**Description of the task**
Copy each line of the data below exactly, leaving out pictures.

Start of Given information

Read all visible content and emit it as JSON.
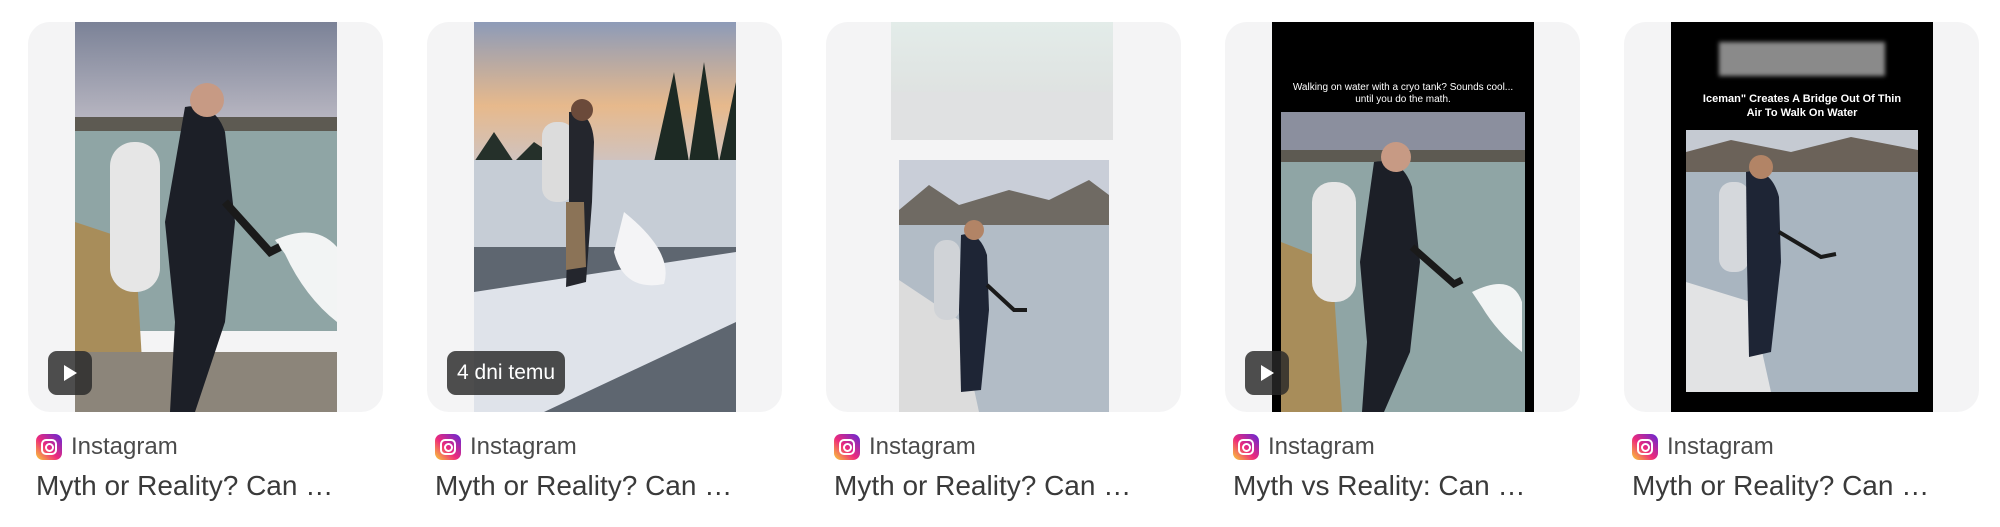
{
  "results": [
    {
      "source": "Instagram",
      "title": "Myth or Reality? Can …",
      "has_play": true,
      "badge": ""
    },
    {
      "source": "Instagram",
      "title": "Myth or Reality? Can …",
      "has_play": false,
      "badge": "4 dni temu"
    },
    {
      "source": "Instagram",
      "title": "Myth or Reality? Can …",
      "has_play": false,
      "badge": ""
    },
    {
      "source": "Instagram",
      "title": "Myth vs Reality: Can …",
      "has_play": true,
      "badge": "",
      "caption": "Walking on water with a cryo tank? Sounds cool... until you do the math."
    },
    {
      "source": "Instagram",
      "title": "Myth or Reality? Can …",
      "has_play": false,
      "badge": "",
      "caption": "Iceman\" Creates A Bridge Out Of Thin Air To Walk On Water"
    }
  ],
  "colors": {
    "card_bg": "#f4f4f5",
    "instagram_gradient": [
      "#f9ce34",
      "#ee2a7b",
      "#6228d7"
    ]
  }
}
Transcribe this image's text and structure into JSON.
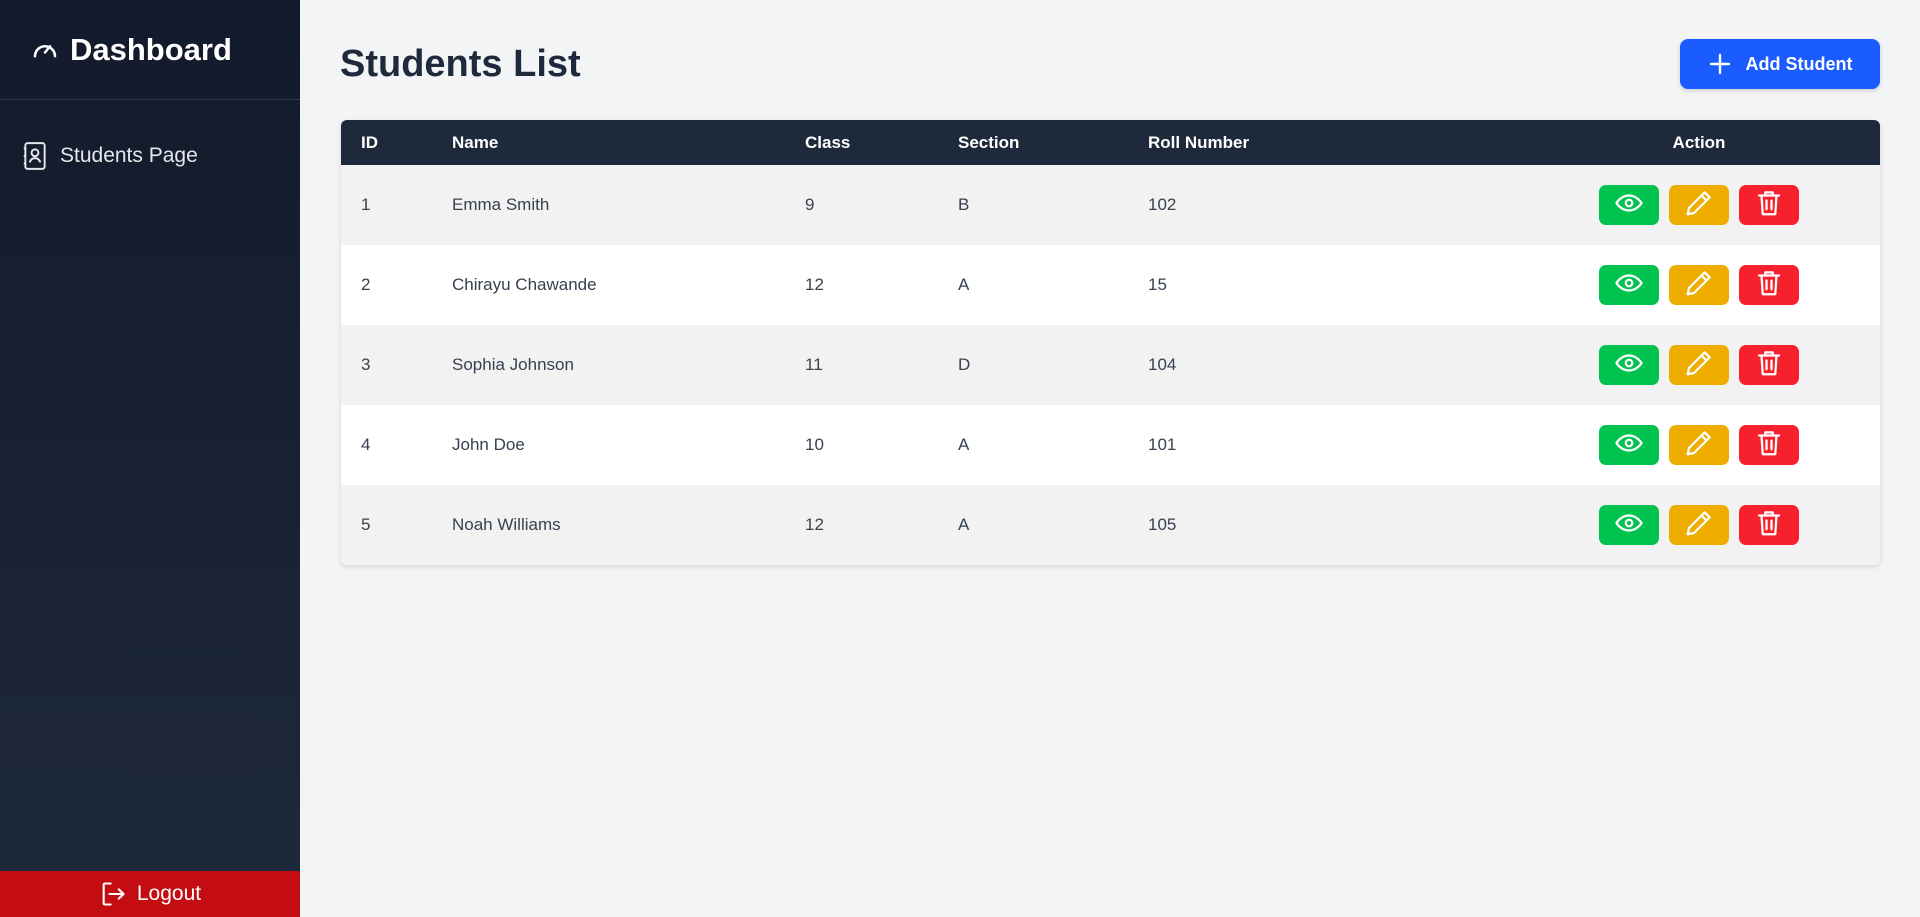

End of Given information

**Exercise result**
Read all visible content and emit it as JSON.
{
  "results": [
    {
      "source": "Instagram",
      "title": "Myth or Reality? Can …",
      "has_play": true,
      "badge": ""
    },
    {
      "source": "Instagram",
      "title": "Myth or Reality? Can …",
      "has_play": false,
      "badge": "4 dni temu"
    },
    {
      "source": "Instagram",
      "title": "Myth or Reality? Can …",
      "has_play": false,
      "badge": ""
    },
    {
      "source": "Instagram",
      "title": "Myth vs Reality: Can …",
      "has_play": true,
      "badge": "",
      "caption": "Walking on water with a cryo tank? Sounds cool... until you do the math."
    },
    {
      "source": "Instagram",
      "title": "Myth or Reality? Can …",
      "has_play": false,
      "badge": "",
      "caption": "Iceman\" Creates A Bridge Out Of Thin Air To Walk On Water"
    }
  ],
  "colors": {
    "card_bg": "#f4f4f5",
    "instagram_gradient": [
      "#f9ce34",
      "#ee2a7b",
      "#6228d7"
    ]
  }
}
Transcribe this image's text and structure into JSON.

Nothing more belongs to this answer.